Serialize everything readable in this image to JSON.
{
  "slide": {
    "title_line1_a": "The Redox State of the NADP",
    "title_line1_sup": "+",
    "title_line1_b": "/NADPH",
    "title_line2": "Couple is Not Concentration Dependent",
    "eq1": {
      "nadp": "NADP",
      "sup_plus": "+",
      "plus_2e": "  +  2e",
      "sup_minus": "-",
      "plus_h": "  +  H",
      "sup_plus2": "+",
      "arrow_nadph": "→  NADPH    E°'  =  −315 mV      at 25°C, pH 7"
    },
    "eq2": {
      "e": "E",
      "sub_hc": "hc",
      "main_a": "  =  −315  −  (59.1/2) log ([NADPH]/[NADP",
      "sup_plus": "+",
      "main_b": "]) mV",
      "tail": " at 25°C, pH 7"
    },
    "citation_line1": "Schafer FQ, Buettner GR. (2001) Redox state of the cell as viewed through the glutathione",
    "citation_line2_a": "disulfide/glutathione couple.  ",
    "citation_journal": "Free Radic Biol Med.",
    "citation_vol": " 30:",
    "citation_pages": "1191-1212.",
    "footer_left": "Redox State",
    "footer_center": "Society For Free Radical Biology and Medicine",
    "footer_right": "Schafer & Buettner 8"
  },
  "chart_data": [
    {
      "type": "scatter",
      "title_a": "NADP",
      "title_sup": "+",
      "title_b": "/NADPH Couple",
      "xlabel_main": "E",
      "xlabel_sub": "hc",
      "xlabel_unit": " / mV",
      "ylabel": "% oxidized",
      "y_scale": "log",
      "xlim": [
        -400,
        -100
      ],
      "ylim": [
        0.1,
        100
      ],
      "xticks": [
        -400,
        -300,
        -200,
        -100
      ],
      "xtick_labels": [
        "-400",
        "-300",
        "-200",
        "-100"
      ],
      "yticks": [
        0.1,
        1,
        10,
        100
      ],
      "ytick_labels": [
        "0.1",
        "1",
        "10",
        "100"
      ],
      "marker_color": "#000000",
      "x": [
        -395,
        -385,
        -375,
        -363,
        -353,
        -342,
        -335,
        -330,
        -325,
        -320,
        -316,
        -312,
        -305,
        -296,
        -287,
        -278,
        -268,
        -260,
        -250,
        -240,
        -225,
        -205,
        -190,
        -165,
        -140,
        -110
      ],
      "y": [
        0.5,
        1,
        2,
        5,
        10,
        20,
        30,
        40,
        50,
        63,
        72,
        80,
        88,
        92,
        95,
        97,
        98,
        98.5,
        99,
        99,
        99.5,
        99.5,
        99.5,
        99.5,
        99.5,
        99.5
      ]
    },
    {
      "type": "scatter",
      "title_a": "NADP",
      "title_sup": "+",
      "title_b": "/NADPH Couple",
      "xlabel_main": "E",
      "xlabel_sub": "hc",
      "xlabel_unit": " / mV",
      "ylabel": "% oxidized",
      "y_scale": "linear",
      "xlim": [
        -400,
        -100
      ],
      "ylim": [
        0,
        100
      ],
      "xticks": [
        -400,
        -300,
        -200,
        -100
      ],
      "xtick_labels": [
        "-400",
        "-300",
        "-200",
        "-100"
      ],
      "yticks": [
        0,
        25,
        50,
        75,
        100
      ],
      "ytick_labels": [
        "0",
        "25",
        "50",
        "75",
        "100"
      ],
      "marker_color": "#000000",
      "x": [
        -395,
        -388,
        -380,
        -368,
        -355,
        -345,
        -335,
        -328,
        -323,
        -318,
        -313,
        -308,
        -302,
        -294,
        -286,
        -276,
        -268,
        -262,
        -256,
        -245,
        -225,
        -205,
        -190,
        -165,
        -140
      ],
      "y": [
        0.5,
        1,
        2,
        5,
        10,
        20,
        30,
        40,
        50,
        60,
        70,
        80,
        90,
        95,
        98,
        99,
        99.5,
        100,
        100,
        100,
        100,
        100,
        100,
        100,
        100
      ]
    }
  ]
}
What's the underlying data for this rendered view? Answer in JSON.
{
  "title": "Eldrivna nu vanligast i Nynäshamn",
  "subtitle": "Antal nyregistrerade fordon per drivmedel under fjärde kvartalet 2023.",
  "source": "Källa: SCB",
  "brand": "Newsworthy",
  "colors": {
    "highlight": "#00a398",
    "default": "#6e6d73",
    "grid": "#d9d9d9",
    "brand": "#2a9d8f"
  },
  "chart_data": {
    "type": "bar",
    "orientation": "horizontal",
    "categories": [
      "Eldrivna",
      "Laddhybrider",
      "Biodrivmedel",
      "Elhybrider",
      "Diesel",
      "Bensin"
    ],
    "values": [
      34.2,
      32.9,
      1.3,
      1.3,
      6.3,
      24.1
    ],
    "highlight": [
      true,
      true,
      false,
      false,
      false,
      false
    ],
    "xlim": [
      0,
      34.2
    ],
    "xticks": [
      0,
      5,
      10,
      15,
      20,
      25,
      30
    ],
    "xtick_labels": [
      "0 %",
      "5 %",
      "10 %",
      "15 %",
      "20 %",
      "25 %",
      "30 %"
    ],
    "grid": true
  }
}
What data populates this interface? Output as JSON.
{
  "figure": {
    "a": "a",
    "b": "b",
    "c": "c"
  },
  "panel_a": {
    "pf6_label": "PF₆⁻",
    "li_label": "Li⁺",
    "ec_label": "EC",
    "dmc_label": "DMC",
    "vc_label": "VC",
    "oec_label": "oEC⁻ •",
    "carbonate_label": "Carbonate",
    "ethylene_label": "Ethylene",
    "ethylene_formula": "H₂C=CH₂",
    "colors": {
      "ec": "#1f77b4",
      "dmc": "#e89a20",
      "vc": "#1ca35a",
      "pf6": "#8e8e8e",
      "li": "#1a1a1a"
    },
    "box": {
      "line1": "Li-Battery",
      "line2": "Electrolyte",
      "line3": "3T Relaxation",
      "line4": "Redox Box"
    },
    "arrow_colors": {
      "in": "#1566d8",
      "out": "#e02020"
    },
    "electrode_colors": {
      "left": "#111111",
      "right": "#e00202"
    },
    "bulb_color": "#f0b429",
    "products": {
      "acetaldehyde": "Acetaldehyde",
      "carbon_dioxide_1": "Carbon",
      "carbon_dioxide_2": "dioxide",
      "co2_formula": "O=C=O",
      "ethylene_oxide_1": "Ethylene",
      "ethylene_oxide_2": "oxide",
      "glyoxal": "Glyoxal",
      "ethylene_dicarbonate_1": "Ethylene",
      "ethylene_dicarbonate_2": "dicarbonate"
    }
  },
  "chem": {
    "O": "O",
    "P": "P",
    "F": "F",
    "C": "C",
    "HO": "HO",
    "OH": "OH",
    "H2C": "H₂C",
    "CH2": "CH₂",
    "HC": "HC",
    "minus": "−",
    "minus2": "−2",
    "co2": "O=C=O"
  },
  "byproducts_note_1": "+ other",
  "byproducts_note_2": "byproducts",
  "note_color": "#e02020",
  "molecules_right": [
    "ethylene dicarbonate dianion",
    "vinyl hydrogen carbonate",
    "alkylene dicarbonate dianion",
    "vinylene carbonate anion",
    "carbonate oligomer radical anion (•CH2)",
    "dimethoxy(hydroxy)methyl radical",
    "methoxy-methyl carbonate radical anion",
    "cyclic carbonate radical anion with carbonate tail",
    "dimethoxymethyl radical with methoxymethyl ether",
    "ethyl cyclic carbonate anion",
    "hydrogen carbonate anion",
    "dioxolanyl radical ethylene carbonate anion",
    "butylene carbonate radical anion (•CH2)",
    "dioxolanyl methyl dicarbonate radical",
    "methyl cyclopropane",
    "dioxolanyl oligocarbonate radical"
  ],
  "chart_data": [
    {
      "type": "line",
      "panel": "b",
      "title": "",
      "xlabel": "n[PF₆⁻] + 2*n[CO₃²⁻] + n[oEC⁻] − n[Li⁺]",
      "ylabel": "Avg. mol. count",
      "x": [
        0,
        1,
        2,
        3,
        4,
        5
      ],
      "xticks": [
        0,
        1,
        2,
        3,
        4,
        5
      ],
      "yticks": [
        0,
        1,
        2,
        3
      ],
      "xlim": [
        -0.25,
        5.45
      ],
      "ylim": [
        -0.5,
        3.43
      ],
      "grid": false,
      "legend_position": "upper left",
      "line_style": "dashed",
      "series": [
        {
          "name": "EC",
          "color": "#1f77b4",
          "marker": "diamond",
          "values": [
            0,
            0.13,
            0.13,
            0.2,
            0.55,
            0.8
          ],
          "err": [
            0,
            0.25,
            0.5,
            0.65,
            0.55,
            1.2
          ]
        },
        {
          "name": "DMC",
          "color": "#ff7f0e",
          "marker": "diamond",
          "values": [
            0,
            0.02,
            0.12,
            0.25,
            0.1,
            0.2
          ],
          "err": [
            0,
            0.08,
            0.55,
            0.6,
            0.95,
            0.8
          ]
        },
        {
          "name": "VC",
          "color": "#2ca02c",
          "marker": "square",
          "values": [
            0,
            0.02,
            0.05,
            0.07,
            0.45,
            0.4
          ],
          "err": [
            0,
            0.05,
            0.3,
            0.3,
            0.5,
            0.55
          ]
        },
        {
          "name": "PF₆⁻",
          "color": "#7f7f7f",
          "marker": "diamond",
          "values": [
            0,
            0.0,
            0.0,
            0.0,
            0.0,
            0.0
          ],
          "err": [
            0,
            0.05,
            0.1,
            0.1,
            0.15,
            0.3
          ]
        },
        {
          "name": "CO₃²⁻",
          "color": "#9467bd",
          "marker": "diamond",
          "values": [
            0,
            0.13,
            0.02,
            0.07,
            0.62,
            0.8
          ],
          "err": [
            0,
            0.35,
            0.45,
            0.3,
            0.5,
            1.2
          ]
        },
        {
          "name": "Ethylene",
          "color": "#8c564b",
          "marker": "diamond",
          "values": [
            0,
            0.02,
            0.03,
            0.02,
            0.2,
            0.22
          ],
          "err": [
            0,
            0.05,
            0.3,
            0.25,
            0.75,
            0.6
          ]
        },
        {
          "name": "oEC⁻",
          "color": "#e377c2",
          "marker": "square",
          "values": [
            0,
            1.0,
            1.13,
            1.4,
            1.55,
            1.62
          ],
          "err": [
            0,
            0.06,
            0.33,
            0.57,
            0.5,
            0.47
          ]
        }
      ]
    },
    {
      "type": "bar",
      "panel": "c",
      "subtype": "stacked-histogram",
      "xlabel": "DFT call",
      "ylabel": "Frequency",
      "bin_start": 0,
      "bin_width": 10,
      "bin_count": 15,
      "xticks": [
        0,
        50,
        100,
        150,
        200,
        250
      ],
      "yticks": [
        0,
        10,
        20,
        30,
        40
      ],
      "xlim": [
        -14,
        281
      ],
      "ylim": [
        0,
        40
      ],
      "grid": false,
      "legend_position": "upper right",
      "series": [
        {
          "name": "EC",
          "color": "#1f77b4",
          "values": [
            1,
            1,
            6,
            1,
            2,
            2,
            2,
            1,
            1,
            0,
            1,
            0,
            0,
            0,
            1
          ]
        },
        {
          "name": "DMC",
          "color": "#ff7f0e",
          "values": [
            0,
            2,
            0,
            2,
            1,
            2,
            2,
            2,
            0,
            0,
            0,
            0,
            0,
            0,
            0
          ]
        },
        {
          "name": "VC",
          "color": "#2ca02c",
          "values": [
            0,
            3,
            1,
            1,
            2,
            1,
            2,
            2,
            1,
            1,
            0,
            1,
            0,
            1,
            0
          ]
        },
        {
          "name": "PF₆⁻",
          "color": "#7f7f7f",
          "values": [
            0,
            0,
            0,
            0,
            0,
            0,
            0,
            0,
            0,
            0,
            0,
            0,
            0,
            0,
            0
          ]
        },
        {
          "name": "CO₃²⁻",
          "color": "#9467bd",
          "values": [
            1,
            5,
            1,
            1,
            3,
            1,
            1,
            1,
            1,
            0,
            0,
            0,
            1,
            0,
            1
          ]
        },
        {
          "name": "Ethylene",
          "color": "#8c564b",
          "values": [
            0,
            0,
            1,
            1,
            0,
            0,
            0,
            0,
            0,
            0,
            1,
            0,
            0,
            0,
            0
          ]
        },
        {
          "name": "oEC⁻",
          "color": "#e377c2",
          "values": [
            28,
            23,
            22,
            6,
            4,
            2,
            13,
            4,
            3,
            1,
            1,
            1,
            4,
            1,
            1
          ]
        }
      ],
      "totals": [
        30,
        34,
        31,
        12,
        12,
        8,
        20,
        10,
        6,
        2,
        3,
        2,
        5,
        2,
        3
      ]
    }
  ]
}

PROBLEM REQUIREMENTS:
Gather each line from the listing above that holds "hydrogen".

SOLVED EXERCISE:
    "vinyl hydrogen carbonate",
    "hydrogen carbonate anion",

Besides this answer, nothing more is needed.